Sayfa metni
==================================================

Banyoda Saklanmaması Gereken 11 Şey
Evdeki her eşyanın kendine özel bir yeri vardır. Evimiz ne kadar büyük ya da küçük olursa olsun, nedense çoğu şeyi banyoda saklamayı severiz. Saç kurutma makinesinin, kirli çamaşır sepetinin, kadın hijyen ürünlerinin ve manikür aletlerinin her zaman elimizin altında olması gerçekten de kullanışlıdır. Fakat çoğumuz, böyle alışıldık bir yerin, günlük hayatımızda sık sık kullandığımız bazı ürünlere geri döndürülmesi mümkün olmayan zararlar verebileceğinden bihaberiz.
Olumlu Bak’ta bugün, banyoda saklanmaması gereken şeylerin bir listesi ile karşınızdayız.
1. Kirli çamaşır sepeti
Bir kirli çamaşır sepetini banyoya yerleştirmekten daha doğal ne olabilir ki! Duş almadan hemen önce kirli giysilerinizi ve sonrasında da kullandığınız havluları doğruca bu sepete atabilirsiniz. Lakin banyo gibi nem oranının yüksek olduğu bir yer, giysilerinizde küf ve ekşimsi kokular oluşmasına neden olabilir. Ayrıca, çeşitli bakterilerin üremesine de yol açabilir. Hatta çamaşırınızı 60 °C’de yıkamanız bile onlardan kurtulmanıza yetmez.

==================================================

Öğe konum verileri:

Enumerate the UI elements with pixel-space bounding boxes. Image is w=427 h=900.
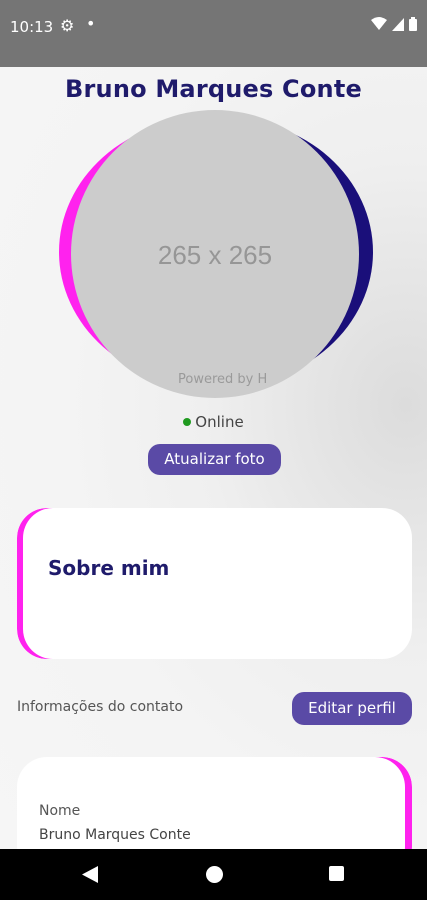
profile-name: Bruno Marques Conte bbox=[65, 75, 362, 103]
status-time: 10:13 bbox=[10, 18, 54, 36]
battery-icon bbox=[409, 17, 417, 31]
notification-dot-icon: • bbox=[86, 14, 96, 33]
online-status: Online bbox=[0, 413, 427, 431]
back-icon[interactable] bbox=[82, 866, 98, 883]
name-field-label: Nome bbox=[39, 803, 81, 819]
navigation-bar bbox=[0, 849, 427, 900]
avatar-image: 265 x 265 Powered by H bbox=[71, 110, 359, 398]
avatar-placeholder-text: 265 x 265 bbox=[157, 240, 273, 270]
name-field-value: Bruno Marques Conte bbox=[39, 827, 191, 843]
wifi-icon bbox=[371, 17, 387, 30]
about-card: Sobre mim bbox=[17, 508, 412, 659]
avatar-watermark: Powered by H bbox=[178, 372, 268, 387]
home-icon[interactable] bbox=[206, 866, 223, 883]
avatar: 265 x 265 Powered by H bbox=[55, 110, 375, 400]
contact-section-label: Informações do contato bbox=[17, 699, 184, 715]
update-photo-button[interactable]: Atualizar foto bbox=[148, 444, 281, 475]
online-dot-icon bbox=[183, 417, 192, 426]
about-title: Sobre mim bbox=[48, 556, 170, 580]
settings-gear-icon: ⚙ bbox=[60, 16, 75, 35]
recent-apps-icon[interactable] bbox=[329, 866, 344, 881]
signal-icon bbox=[392, 17, 404, 31]
status-icons bbox=[371, 17, 417, 31]
edit-profile-button[interactable]: Editar perfil bbox=[292, 692, 412, 725]
online-status-label: Online bbox=[195, 413, 244, 431]
status-bar: 10:13 ⚙ • bbox=[0, 0, 427, 67]
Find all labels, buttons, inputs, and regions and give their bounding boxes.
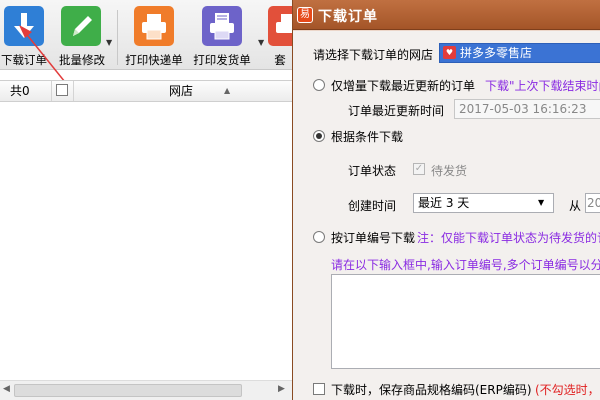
from-label: 从 xyxy=(569,199,582,213)
scroll-right-icon[interactable]: ▶ xyxy=(278,384,285,394)
from-date-field[interactable]: 20 xyxy=(585,193,600,213)
order-status-label: 订单状态 xyxy=(348,164,397,178)
radio-by-condition[interactable] xyxy=(313,130,325,142)
order-number-input-hint: 请在以下输入框中,输入订单编号,多个订单编号以分号 xyxy=(331,258,600,272)
from-date-value: 20 xyxy=(587,196,600,210)
radio-by-condition-label: 根据条件下载 xyxy=(331,130,404,144)
radio-by-number[interactable] xyxy=(313,231,325,243)
status-pending-label: 待发货 xyxy=(431,164,468,178)
last-update-label: 订单最近更新时间 xyxy=(348,104,445,118)
shop-select[interactable]: ♥ 拼多多零售店 xyxy=(439,43,600,63)
download-orders-dialog: 易 下载订单 请选择下载订单的网店 ♥ 拼多多零售店 仅增量下载最近更新的订单 … xyxy=(292,0,600,400)
status-pending-checkbox[interactable]: ✓ xyxy=(413,163,425,175)
last-update-value: 2017-05-03 16:16:23 xyxy=(459,102,587,116)
save-sku-note: (不勾选时，影 xyxy=(535,383,600,397)
app-logo-icon: 易 xyxy=(297,7,313,23)
shop-logo-icon: ♥ xyxy=(443,46,456,59)
order-numbers-textarea[interactable] xyxy=(331,274,600,369)
scrollbar-thumb[interactable] xyxy=(14,384,242,397)
dialog-body: 请选择下载订单的网店 ♥ 拼多多零售店 仅增量下载最近更新的订单 下载"上次下载… xyxy=(293,31,600,400)
created-time-label: 创建时间 xyxy=(348,199,397,213)
last-update-field[interactable]: 2017-05-03 16:16:23 xyxy=(454,99,600,119)
row-count-label: 共0 xyxy=(0,81,52,101)
select-all-checkbox[interactable] xyxy=(56,84,68,96)
dialog-title: 下载订单 xyxy=(318,9,378,25)
radio-incremental-label: 仅增量下载最近更新的订单 xyxy=(331,79,476,93)
order-grid-header: 共0 网店 ▲ xyxy=(0,80,292,102)
dialog-titlebar[interactable]: 易 下载订单 xyxy=(293,0,600,30)
radio-incremental[interactable] xyxy=(313,79,325,91)
created-time-value: 最近 3 天 xyxy=(418,196,470,210)
scroll-left-icon[interactable]: ◀ xyxy=(3,384,10,394)
order-grid-body xyxy=(0,102,292,378)
select-all-cell xyxy=(52,81,74,101)
horizontal-scrollbar[interactable]: ◀ ▶ xyxy=(0,380,292,400)
column-header-shop-label: 网店 xyxy=(169,84,194,98)
by-number-note: 注：仅能下载订单状态为待发货的订 xyxy=(417,231,600,245)
chevron-down-icon: ▼ xyxy=(538,198,545,207)
save-sku-checkbox[interactable] xyxy=(313,383,325,395)
select-shop-label: 请选择下载订单的网店 xyxy=(313,48,434,62)
sort-up-icon: ▲ xyxy=(224,86,231,95)
save-sku-label: 下载时，保存商品规格编码(ERP编码) xyxy=(331,383,532,397)
incremental-hint: 下载"上次下载结束时间 xyxy=(485,79,600,93)
shop-select-value: 拼多多零售店 xyxy=(460,46,533,60)
column-header-shop[interactable]: 网店 ▲ xyxy=(74,81,292,101)
radio-by-number-label: 按订单编号下载 xyxy=(331,231,416,245)
created-time-select[interactable]: 最近 3 天 ▼ xyxy=(413,193,554,213)
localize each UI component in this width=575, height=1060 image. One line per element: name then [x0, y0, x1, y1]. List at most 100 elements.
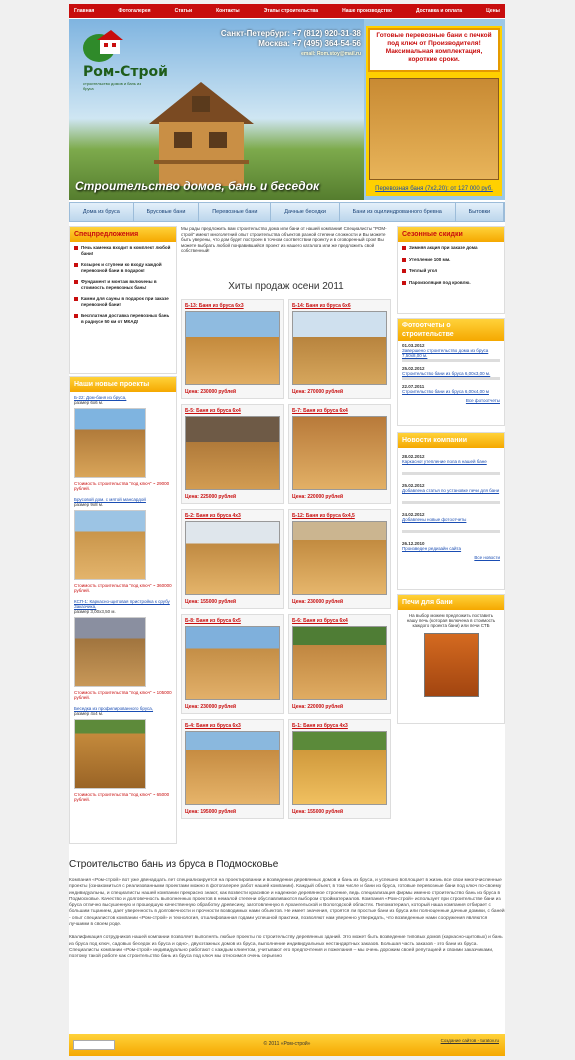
product-price: Цена: 225000 рублей	[185, 494, 237, 500]
product-image[interactable]	[185, 416, 280, 490]
project-cost: Стоимость строительства "под ключ" ~ 105…	[74, 690, 172, 700]
bullet-icon	[402, 269, 406, 273]
bullet-icon	[402, 246, 406, 250]
nav-articles[interactable]: Статьи	[175, 8, 192, 14]
promo-caption-link[interactable]: Перевозная баня (7x2,20): от 127 000 руб…	[368, 186, 500, 192]
stove-image[interactable]	[423, 633, 479, 697]
product-image[interactable]	[292, 311, 387, 385]
seasonal-discounts: Сезонные скидки Зимняя акция при заказе …	[397, 226, 505, 314]
cat-timber-baths[interactable]: Брусовые бани	[134, 203, 200, 221]
project-link[interactable]: КСП-1: Каркасно-щитовая пристройка к сру…	[74, 599, 172, 609]
all-reports-link[interactable]: Все фотоотчеты	[398, 396, 504, 405]
article-paragraph: Компания «Ром-строй» вот уже двенадцать …	[69, 878, 505, 928]
bullet-icon	[74, 314, 78, 318]
discount-item: Пароизоляция под кровлю.	[398, 277, 504, 289]
product-title[interactable]: Б-12: Баня из бруса 6х4,5	[292, 513, 355, 519]
project-image[interactable]	[74, 719, 146, 789]
product-title[interactable]: Б-5: Баня из бруса 6х4	[185, 408, 241, 414]
product-title[interactable]: Б-7: Баня из бруса 6х4	[292, 408, 348, 414]
project-image[interactable]	[74, 408, 146, 478]
bullet-icon	[74, 280, 78, 284]
product-image[interactable]	[292, 626, 387, 700]
product-card[interactable]: Б-2: Баня из бруса 4х3 Цена: 155000 рубл…	[181, 509, 284, 609]
product-title[interactable]: Б-8: Баня из бруса 6х5	[185, 618, 241, 624]
product-card[interactable]: Б-7: Баня из бруса 6х4 Цена: 220000 рубл…	[288, 404, 391, 504]
product-image[interactable]	[185, 626, 280, 700]
product-card[interactable]: Б-13: Баня из бруса 6х3 Цена: 230000 руб…	[181, 299, 284, 399]
email-link[interactable]: email: Rom.stoy@mail.ru	[199, 49, 361, 59]
nav-stages[interactable]: Этапы строительства	[264, 8, 318, 14]
product-image[interactable]	[185, 521, 280, 595]
product-price: Цена: 270000 рублей	[292, 389, 344, 395]
news-link[interactable]: Каркасно! утепление пола в нашей бане	[402, 459, 500, 464]
nav-delivery[interactable]: Доставка и оплата	[416, 8, 462, 14]
bullet-icon	[402, 257, 406, 262]
nav-production[interactable]: Наше производство	[342, 8, 392, 14]
discounts-title: Сезонные скидки	[398, 227, 504, 242]
report-link[interactable]: Строительство бани из бруса 6,00х3,00 м.	[402, 371, 500, 376]
cat-houses[interactable]: Дома из бруса	[70, 203, 134, 221]
sale-title: Хиты продаж осени 2011	[228, 281, 344, 292]
news-item: 24.02.2012 Добавлены новые фотоотчеты	[398, 506, 504, 535]
nav-prices[interactable]: Цены	[486, 8, 500, 14]
product-title[interactable]: Б-6: Баня из бруса 6х4	[292, 618, 348, 624]
project-image[interactable]	[74, 617, 146, 687]
product-card[interactable]: Б-12: Баня из бруса 6х4,5 Цена: 230000 р…	[288, 509, 391, 609]
nav-gallery[interactable]: Фотогалерея	[118, 8, 150, 14]
news-link[interactable]: Произведен редизайн сайта	[402, 546, 500, 551]
logo-house-icon	[83, 30, 123, 62]
credit-link[interactable]: Создание сайтов - turatov.ru	[441, 1038, 499, 1043]
all-news-link[interactable]: Все новости	[398, 553, 504, 562]
product-image[interactable]	[185, 731, 280, 805]
product-image[interactable]	[185, 311, 280, 385]
product-card[interactable]: Б-8: Баня из бруса 6х5 Цена: 230000 рубл…	[181, 614, 284, 714]
cat-log-baths[interactable]: Бани из оцилиндрованного бревна	[340, 203, 456, 221]
page: Главная Фотогалерея Статьи Контакты Этап…	[69, 4, 505, 1056]
product-image[interactable]	[292, 416, 387, 490]
new-projects: Наши новые проекты Б-22: Дом-баня из бру…	[69, 376, 177, 844]
report-link[interactable]: Завершено строительство дома из бруса 7,…	[402, 348, 500, 358]
product-title[interactable]: Б-13: Баня из бруса 6х3	[185, 303, 244, 309]
news-title: Новости компании	[398, 433, 504, 448]
product-image[interactable]	[292, 521, 387, 595]
nav-home[interactable]: Главная	[74, 8, 94, 14]
promo-block: Готовые перевозные бани с печкой под клю…	[366, 26, 502, 196]
promo-bath-image[interactable]	[369, 78, 499, 180]
cat-mobile-baths[interactable]: Перевозные бани	[199, 203, 272, 221]
bullet-icon	[74, 246, 78, 250]
product-price: Цена: 155000 рублей	[185, 599, 237, 605]
news-link[interactable]: Добавлена статья по установке печи для б…	[402, 488, 500, 493]
product-price: Цена: 230000 рублей	[292, 599, 344, 605]
footer: © 2011 «Ром-строй» Создание сайтов - tur…	[69, 1034, 505, 1056]
copyright: © 2011 «Ром-строй»	[263, 1041, 311, 1047]
product-card[interactable]: Б-14: Баня из бруса 6х6 Цена: 270000 руб…	[288, 299, 391, 399]
cat-gazebos[interactable]: Дачные беседки	[271, 203, 340, 221]
offer-item: Бесплатная доставка перевозных бань в ра…	[70, 310, 176, 327]
product-title[interactable]: Б-1: Баня из бруса 4х3	[292, 723, 348, 729]
product-price: Цена: 220000 рублей	[292, 494, 344, 500]
product-price: Цена: 195000 рублей	[185, 809, 237, 815]
report-link[interactable]: Строительство бани из бруса 6,00х4,00 м	[402, 389, 500, 394]
offer-item: Козырек и ступени ко входу каждой перево…	[70, 259, 176, 276]
report-item: 25.02.2012 Строительство бани из бруса 6…	[398, 364, 504, 382]
promo-text: Готовые перевозные бани с печкой под клю…	[368, 28, 500, 72]
product-card[interactable]: Б-6: Баня из бруса 6х4 Цена: 220000 рубл…	[288, 614, 391, 714]
product-title[interactable]: Б-4: Баня из бруса 6х3	[185, 723, 241, 729]
logo[interactable]: Ром-Строй строительство домов и бань из …	[83, 26, 173, 96]
product-card[interactable]: Б-1: Баня из бруса 4х3 Цена: 155000 рубл…	[288, 719, 391, 819]
product-card[interactable]: Б-4: Баня из бруса 6х3 Цена: 195000 рубл…	[181, 719, 284, 819]
product-title[interactable]: Б-2: Баня из бруса 4х3	[185, 513, 241, 519]
bullet-icon	[74, 297, 78, 301]
offer-text: Печь каменка входит в комплект любой бан…	[81, 245, 171, 256]
cat-cabins[interactable]: Бытовки	[456, 203, 504, 221]
product-title[interactable]: Б-14: Баня из бруса 6х6	[292, 303, 351, 309]
product-card[interactable]: Б-5: Баня из бруса 6х4 Цена: 225000 рубл…	[181, 404, 284, 504]
project-image[interactable]	[74, 510, 146, 580]
news-link[interactable]: Добавлены новые фотоотчеты	[402, 517, 500, 522]
product-image[interactable]	[292, 731, 387, 805]
project-cost: Стоимость строительства "под ключ" ~ 290…	[74, 481, 170, 491]
project-cost: Стоимость строительства "под ключ" ~ 650…	[74, 792, 170, 802]
project-size: размер 6х6 м.	[74, 400, 104, 405]
nav-contacts[interactable]: Контакты	[216, 8, 240, 14]
bath-stoves: Печи для бани На выбор можем предложить …	[397, 594, 505, 724]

==================================================

Kısa görev
Banyo yazısında "Banyoda Saklanmaması Gereken 11" ifadesinden başlayıp "zararlar verebileceğinden bihaberiz." ifadesine kadar (bu ifade de dahil) olan bölümü, "Saç kurutma makinesinin" ifadesini "Tıraş makinesinin" ile değiştirerek yeniden yazın.

Eksiksiz cevap
Banyoda Saklanmaması Gereken 11 Şey
Evdeki her eşyanın kendine özel bir yeri vardır. Evimiz ne kadar büyük ya da küçük olursa olsun, nedense çoğu şeyi banyoda saklamayı severiz. Tıraş makinesinin, kirli çamaşır sepetinin, kadın hijyen ürünlerinin ve manikür aletlerinin her zaman elimizin altında olması gerçekten de kullanışlıdır. Fakat çoğumuz, böyle alışıldık bir yerin, günlük hayatımızda sık sık kullandığımız bazı ürünlere geri döndürülmesi mümkün olmayan zararlar verebileceğinden bihaberiz.